Goal =>
Write the data out again exactly, dropping any images it holds.

Supplied entries =>
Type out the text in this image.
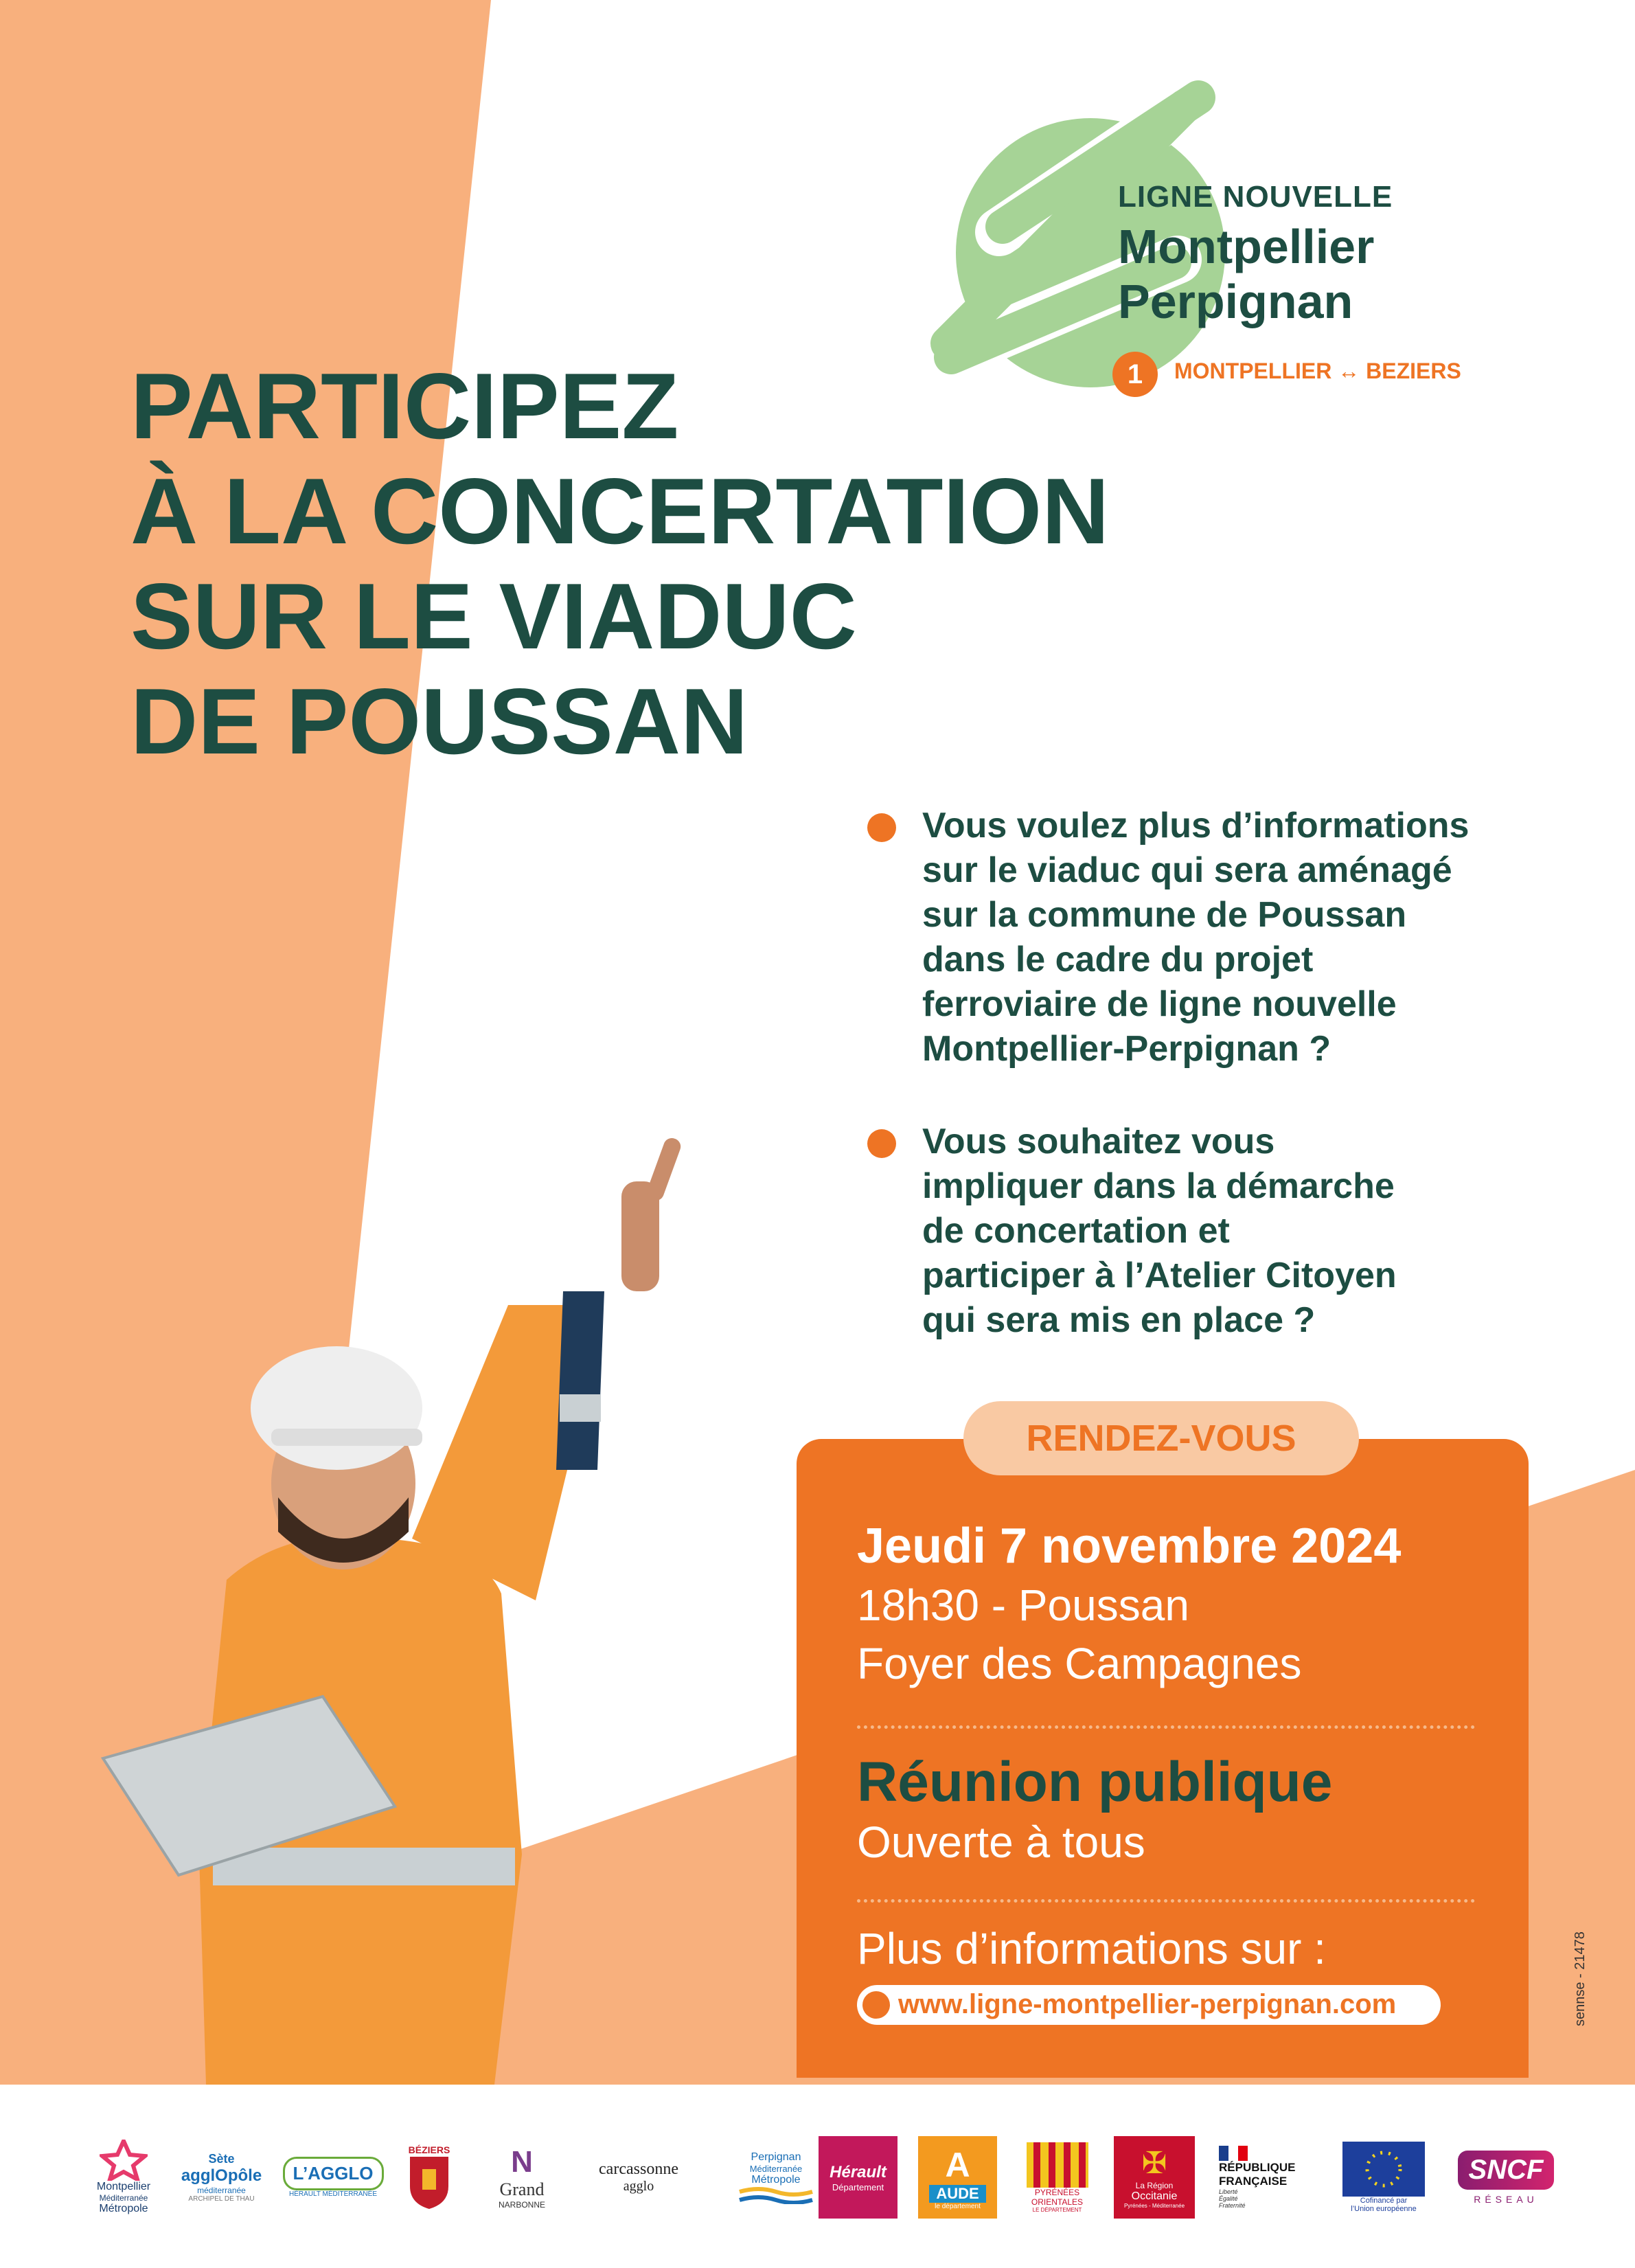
LIGNE NOUVELLE
Montpellier
Perpignan
1	MONTPELLIER ↔ BEZIERS
PARTICIPEZ
À LA CONCERTATION
SUR LE VIADUC
DE POUSSAN
Vous voulez plus d’informations
sur le viaduc qui sera aménagé
sur la commune de Poussan
dans le cadre du projet
ferroviaire de ligne nouvelle
Montpellier-Perpignan ?
Vous souhaitez vous
impliquer dans la démarche
de concertation et
participer à l’Atelier Citoyen
qui sera mis en place ?
RENDEZ-VOUS
Jeudi 7 novembre 2024
18h30 - Poussan
Foyer des Campagnes
Réunion publique
Ouverte à tous
Plus d’informations sur :
www.ligne-montpellier-perpignan.com	sennse - 21478
Montpellier
Méditerranée
Métropole
Sète
agglOpôle
méditerranée
ARCHIPEL DE THAU
L’AGGLO
HÉRAULT MÉDITERRANÉE
BÉZIERS N
Grand
NARBONNE
carcassonne
agglo
Perpignan
Méditerranée
Métropole Hérault
Département
A
AUDE
le département
PYRÉNÉES
ORIENTALES
LE DÉPARTEMENT
✠
La Région
Occitanie
Pyrénées - Méditerranée
RÉPUBLIQUE
FRANÇAISE
Liberté
Égalité
Fraternité
Cofinancé par
l’Union européenne
SNCF
RÉSEAU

Answer for the task =>
Type out the text in this image.
LIGNE NOUVELLE
Montpellier
Perpignan
1	MONTPELLIER ↔ BEZIERS
PARTICIPEZ
À LA CONCERTATION
SUR LE VIADUC
DE POUSSAN
Vous voulez plus d’informations
sur le viaduc qui sera aménagé
sur la commune de Poussan
dans le cadre du projet
ferroviaire de ligne nouvelle
Montpellier-Perpignan ?
Vous souhaitez vous
impliquer dans la démarche
de concertation et
participer à l’Atelier Citoyen
qui sera mis en place ?
RENDEZ-VOUS
Jeudi 7 novembre 2024
18h30 - Poussan
Foyer des Campagnes
Réunion publique
Ouverte à tous
Plus d’informations sur :
www.ligne-montpellier-perpignan.com	sennse - 21478
Montpellier
Méditerranée
Métropole
Sète
agglOpôle
méditerranée
ARCHIPEL DE THAU
L’AGGLO
HÉRAULT MÉDITERRANÉE
BÉZIERS N
Grand
NARBONNE
carcassonne
agglo
Perpignan
Méditerranée
Métropole Hérault
Département
A
AUDE
le département
PYRÉNÉES
ORIENTALES
LE DÉPARTEMENT
✠
La Région
Occitanie
Pyrénées - Méditerranée
RÉPUBLIQUE
FRANÇAISE
Liberté
Égalité
Fraternité
Cofinancé par
l’Union européenne
SNCF
RÉSEAU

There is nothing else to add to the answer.